§ **EXERCISES TO COMPLETE**:
1 - From the passage on filters, write down the text starting at "The kernel of a filter" and ending at "associated with $y$.".
2 - In the passage on filters, what condition makes a filter on a set free?
3 - Write what comes next in the passage on filters, picking up after its final sentence.

The kernel of a filter $\mathcal{F}$ on $X$ is the intersection of all the subsets of $X$ in $\mathcal{F}$.

A filter $\mathcal{F}$ on $X$ is principal (or atomic) when it has a particularly simple form: it contains exactly the supersets of $Y$, for some fixed subset $Y \subseteq X$. When $Y = \varnothing$, this yields the improper filter. When $Y = \{y\}$ is a singleton, this filter (which consists of all subsets that contain $y$) is called the fundamental filter (or discrete filter) associated with $y$.

A filter $\mathcal{F}$ is principal if and only if the kernel of $\mathcal{F}$ is an element of $\mathcal{F}$, and when this is the case, $\mathcal{F}$ consists of the supersets of its kernel. On a finite set, every filter is principal (since the intersection defining the kernel is finite).

A filter is said to be free when it has empty kernel, otherwise it is fixed (and if $x$ is an element of the kernel, it is fixed by $x$). A filter on a set $X$ is free if and only if it contains the Fréchet filter on $X$.

Two filters $\mathcal{F}_1$ and $\mathcal{F}_2$ on $X$ mesh when every member of $\mathcal{F}_1$ intersects every member of $\mathcal{F}_2$. For every filter $\mathcal{F}$ on $X$, there exists a unique pair of filters $\mathcal{F}_f$ (the free part of $\mathcal{F}$) and $\mathcal{F}_p$ (the principal part of $\mathcal{F}$) on $X$ such that $\mathcal{F}_f$ is free, $\mathcal{F}_p$ is principal, $\mathcal{F}_f \cap \mathcal{F}_p = \mathcal{F}$, and $\mathcal{F}_p$ does not mesh with $\mathcal{F}_f$. The principal part $\mathcal{F}_p$ is the principal filter generated by the kernel of $\mathcal{F}$, and the free part $\mathcal{F}_f$ consists of elements of $\mathcal{F}$ with any number of elements from the kernel possibly removed.

A filter $\mathcal{F}$ is countably deep if the kernel of any countable subset of $\mathcal{F}$ belongs to $\mathcal{F}$.

==Correspondence with order filters==

The concept of a filter on a set is a special case of the more general concept of a filter on a partially ordered set. By definition, a filter on a partially ordered set $P$ is a subset $\mathcal{F}$ of $P$ which is upwards-closed (if $x \in \mathcal{F}$ and $x \leq y$ then $y \in \mathcal{F}$) and downwards-directed (every finite subset of $\mathcal{F}$ has a lower bound in $\mathcal{F}$). A filter on a set $X$ is the same as a filter on the powerset $\mathcal{P}(X)$ ordered by inclusion. (Note: It is immediate that a filter on $X$ is an order filter on $\mathcal{P}(X)$. For the converse, let $\mathcal{F}$ be an order filter on $\mathcal{P}(X)$. It is upwards-closed by definition. We check closure under finite intersections. If $A_0, \dots, A_{n-1}$ is a finite family of subsets from $\mathcal{F}$, it has a lower bound in $\mathcal{F}$ by downwards-closure, which is some $B \in \mathcal{F}$ such that $B \subseteq A_0, \dots, B \subseteq A_{n-1}$. Then $B \subseteq A_0 \cap \dots \cap A_{n-1}$, hence $A_0 \cap \dots \cap A_{n-1} \in \mathcal{F}$ by upwards-closure.)

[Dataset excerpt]
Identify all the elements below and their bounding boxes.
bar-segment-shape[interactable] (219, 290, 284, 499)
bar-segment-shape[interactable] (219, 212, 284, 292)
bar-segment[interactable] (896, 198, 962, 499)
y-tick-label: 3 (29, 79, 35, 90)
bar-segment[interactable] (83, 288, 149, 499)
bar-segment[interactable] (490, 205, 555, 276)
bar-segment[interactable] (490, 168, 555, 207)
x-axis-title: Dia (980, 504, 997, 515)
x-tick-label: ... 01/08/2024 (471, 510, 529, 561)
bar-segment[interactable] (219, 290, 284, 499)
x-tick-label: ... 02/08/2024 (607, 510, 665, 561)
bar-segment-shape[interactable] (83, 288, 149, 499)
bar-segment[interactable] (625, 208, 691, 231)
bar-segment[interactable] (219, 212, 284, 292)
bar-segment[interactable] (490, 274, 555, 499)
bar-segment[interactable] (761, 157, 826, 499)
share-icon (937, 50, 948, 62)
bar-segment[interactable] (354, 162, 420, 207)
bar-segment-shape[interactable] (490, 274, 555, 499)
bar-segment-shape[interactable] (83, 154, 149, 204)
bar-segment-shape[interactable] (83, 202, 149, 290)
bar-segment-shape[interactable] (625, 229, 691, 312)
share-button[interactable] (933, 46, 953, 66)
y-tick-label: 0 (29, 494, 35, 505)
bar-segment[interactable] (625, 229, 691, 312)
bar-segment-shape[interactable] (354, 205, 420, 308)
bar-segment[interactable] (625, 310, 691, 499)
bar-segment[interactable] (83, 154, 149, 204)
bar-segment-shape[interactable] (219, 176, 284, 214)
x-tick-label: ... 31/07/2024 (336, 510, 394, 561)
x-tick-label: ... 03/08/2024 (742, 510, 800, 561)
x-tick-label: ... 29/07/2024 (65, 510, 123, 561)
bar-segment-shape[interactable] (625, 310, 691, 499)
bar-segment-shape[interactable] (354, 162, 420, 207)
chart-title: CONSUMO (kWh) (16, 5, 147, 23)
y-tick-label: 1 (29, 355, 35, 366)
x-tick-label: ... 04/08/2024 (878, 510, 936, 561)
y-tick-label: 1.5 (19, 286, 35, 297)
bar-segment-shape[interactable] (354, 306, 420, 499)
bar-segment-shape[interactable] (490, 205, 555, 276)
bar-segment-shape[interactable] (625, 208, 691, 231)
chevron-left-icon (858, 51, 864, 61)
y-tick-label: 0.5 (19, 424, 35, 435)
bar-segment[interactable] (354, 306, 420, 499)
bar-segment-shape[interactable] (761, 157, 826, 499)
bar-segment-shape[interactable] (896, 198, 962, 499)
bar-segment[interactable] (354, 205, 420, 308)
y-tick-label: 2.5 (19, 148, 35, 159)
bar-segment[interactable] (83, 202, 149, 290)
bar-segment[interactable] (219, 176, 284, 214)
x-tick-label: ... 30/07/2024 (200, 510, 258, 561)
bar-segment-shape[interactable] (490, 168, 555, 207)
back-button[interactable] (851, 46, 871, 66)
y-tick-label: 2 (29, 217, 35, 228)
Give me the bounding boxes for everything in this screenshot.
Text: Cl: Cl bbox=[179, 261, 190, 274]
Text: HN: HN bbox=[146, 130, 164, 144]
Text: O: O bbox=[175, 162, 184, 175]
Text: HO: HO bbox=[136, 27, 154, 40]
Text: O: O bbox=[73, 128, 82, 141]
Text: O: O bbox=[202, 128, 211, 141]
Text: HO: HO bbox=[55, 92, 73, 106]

§ **WRITTEN RESPONSES**:
1 -
The kernel of a filter $\mathcal{F}$ on $X$ is the intersection of all the subsets of $X$ in $\mathcal{F}$.

A filter $\mathcal{F}$ on $X$ is principal (or atomic) when it has a particularly simple form: it contains exactly the supersets of $Y$, for some fixed subset $Y \subseteq X$. When $Y = \varnothing$, this yields the improper filter. When $Y = \{y\}$ is a singleton, this filter (which consists of all subsets that contain $y$) is called the fundamental filter (or discrete filter) associated with $y$.

2 - A filter is free when it has an empty kernel.

3 -
==Constructions of filters==

===Intersection of filters===

If $(\mathcal{F}_i)_{i \in I}$ is a family of filters on $X$, its intersection $\bigcap_{i \in I} \mathcal{F}_i$ is a filter on $X$. The intersection is a greatest lower bound operation in the set of filters on $X$ partially ordered by inclusion, which endows the filters on $X$ with a complete lattice structure.

The intersection $\bigcap_{i \in I} \mathcal{F}_i$ consists of the subsets which can be written as $\bigcup_{i \in I} A_i$ where $A_i \in \mathcal{F}_i$ for each $i \in I$.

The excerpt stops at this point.